— What to produce —
Copy out the entries below precisely; nothing is to be omitted.

— Entries supplied —
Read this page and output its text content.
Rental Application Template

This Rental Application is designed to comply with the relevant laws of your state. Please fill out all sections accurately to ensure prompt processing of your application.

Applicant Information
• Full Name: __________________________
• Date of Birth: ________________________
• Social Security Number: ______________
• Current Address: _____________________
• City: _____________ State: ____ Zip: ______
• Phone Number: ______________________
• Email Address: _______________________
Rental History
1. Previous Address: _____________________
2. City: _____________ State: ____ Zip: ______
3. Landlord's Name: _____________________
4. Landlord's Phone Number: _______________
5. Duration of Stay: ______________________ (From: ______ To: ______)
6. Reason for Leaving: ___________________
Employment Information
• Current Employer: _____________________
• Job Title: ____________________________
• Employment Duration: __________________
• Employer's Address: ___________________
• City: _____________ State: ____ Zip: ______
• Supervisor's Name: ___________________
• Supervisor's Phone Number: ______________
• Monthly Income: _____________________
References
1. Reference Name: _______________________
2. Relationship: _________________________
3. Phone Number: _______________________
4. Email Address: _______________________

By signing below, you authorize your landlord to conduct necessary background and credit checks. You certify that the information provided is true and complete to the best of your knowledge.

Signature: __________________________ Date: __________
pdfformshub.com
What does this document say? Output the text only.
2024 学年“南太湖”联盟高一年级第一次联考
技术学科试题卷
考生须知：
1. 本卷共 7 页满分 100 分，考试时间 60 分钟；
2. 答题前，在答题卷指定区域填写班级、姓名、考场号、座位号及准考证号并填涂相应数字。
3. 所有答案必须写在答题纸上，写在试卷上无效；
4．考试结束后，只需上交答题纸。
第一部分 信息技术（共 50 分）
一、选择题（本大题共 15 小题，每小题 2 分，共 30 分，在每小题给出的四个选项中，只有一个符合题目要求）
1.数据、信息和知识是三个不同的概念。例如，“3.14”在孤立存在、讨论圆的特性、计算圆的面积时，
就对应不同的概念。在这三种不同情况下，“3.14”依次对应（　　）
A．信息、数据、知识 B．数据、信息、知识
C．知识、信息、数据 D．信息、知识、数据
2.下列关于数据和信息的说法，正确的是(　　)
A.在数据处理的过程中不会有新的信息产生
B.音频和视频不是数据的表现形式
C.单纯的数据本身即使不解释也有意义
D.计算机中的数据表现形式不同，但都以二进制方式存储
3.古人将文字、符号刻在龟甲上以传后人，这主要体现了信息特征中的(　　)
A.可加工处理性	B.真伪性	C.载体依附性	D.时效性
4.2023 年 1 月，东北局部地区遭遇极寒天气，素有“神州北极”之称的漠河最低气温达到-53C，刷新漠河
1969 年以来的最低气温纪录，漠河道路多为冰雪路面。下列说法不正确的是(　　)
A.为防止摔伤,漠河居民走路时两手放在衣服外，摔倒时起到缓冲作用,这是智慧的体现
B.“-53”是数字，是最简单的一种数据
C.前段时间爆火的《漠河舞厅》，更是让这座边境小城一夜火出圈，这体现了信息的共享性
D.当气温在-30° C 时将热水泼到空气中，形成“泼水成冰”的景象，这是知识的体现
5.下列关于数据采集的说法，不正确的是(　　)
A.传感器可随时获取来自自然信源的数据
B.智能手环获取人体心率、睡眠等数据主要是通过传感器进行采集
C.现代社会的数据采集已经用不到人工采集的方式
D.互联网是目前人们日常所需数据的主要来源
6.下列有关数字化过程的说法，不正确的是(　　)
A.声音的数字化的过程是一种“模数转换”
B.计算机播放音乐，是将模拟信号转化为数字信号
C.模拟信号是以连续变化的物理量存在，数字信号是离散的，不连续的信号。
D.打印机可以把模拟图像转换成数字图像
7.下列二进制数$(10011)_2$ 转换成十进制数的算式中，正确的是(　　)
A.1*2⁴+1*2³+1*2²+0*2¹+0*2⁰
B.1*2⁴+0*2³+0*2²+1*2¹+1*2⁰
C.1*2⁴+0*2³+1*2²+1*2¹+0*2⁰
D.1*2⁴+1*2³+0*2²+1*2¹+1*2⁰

— Final answer —
Read this page and output its text content.
Rental Application Template

This Rental Application is designed to comply with the relevant laws of your state. Please fill out all sections accurately to ensure prompt processing of your application.

Applicant Information
• Full Name: __________________________
• Date of Birth: ________________________
• Social Security Number: ______________
• Current Address: _____________________
• City: _____________ State: ____ Zip: ______
• Phone Number: ______________________
• Email Address: _______________________
Rental History
1. Previous Address: _____________________
2. City: _____________ State: ____ Zip: ______
3. Landlord's Name: _____________________
4. Landlord's Phone Number: _______________
5. Duration of Stay: ______________________ (From: ______ To: ______)
6. Reason for Leaving: ___________________
Employment Information
• Current Employer: _____________________
• Job Title: ____________________________
• Employment Duration: __________________
• Employer's Address: ___________________
• City: _____________ State: ____ Zip: ______
• Supervisor's Name: ___________________
• Supervisor's Phone Number: ______________
• Monthly Income: _____________________
References
1. Reference Name: _______________________
2. Relationship: _________________________
3. Phone Number: _______________________
4. Email Address: _______________________

By signing below, you authorize your landlord to conduct necessary background and credit checks. You certify that the information provided is true and complete to the best of your knowledge.

Signature: __________________________ Date: __________
pdfformshub.com
What does this document say? Output the text only.
2024 学年“南太湖”联盟高一年级第一次联考
技术学科试题卷
考生须知：
1. 本卷共 7 页满分 100 分，考试时间 60 分钟；
2. 答题前，在答题卷指定区域填写班级、姓名、考场号、座位号及准考证号并填涂相应数字。
3. 所有答案必须写在答题纸上，写在试卷上无效；
4．考试结束后，只需上交答题纸。
第一部分 信息技术（共 50 分）
一、选择题（本大题共 15 小题，每小题 2 分，共 30 分，在每小题给出的四个选项中，只有一个符合题目要求）
1.数据、信息和知识是三个不同的概念。例如，“3.14”在孤立存在、讨论圆的特性、计算圆的面积时，
就对应不同的概念。在这三种不同情况下，“3.14”依次对应（　　）
A．信息、数据、知识 B．数据、信息、知识
C．知识、信息、数据 D．信息、知识、数据
2.下列关于数据和信息的说法，正确的是(　　)
A.在数据处理的过程中不会有新的信息产生
B.音频和视频不是数据的表现形式
C.单纯的数据本身即使不解释也有意义
D.计算机中的数据表现形式不同，但都以二进制方式存储
3.古人将文字、符号刻在龟甲上以传后人，这主要体现了信息特征中的(　　)
A.可加工处理性	B.真伪性	C.载体依附性	D.时效性
4.2023 年 1 月，东北局部地区遭遇极寒天气，素有“神州北极”之称的漠河最低气温达到-53C，刷新漠河
1969 年以来的最低气温纪录，漠河道路多为冰雪路面。下列说法不正确的是(　　)
A.为防止摔伤,漠河居民走路时两手放在衣服外，摔倒时起到缓冲作用,这是智慧的体现
B.“-53”是数字，是最简单的一种数据
C.前段时间爆火的《漠河舞厅》，更是让这座边境小城一夜火出圈，这体现了信息的共享性
D.当气温在-30° C 时将热水泼到空气中，形成“泼水成冰”的景象，这是知识的体现
5.下列关于数据采集的说法，不正确的是(　　)
A.传感器可随时获取来自自然信源的数据
B.智能手环获取人体心率、睡眠等数据主要是通过传感器进行采集
C.现代社会的数据采集已经用不到人工采集的方式
D.互联网是目前人们日常所需数据的主要来源
6.下列有关数字化过程的说法，不正确的是(　　)
A.声音的数字化的过程是一种“模数转换”
B.计算机播放音乐，是将模拟信号转化为数字信号
C.模拟信号是以连续变化的物理量存在，数字信号是离散的，不连续的信号。
D.打印机可以把模拟图像转换成数字图像
7.下列二进制数$(10011)_2$ 转换成十进制数的算式中，正确的是(　　)
A.1*2⁴+1*2³+1*2²+0*2¹+0*2⁰
B.1*2⁴+0*2³+0*2²+1*2¹+1*2⁰
C.1*2⁴+0*2³+1*2²+1*2¹+0*2⁰
D.1*2⁴+1*2³+0*2²+1*2¹+1*2⁰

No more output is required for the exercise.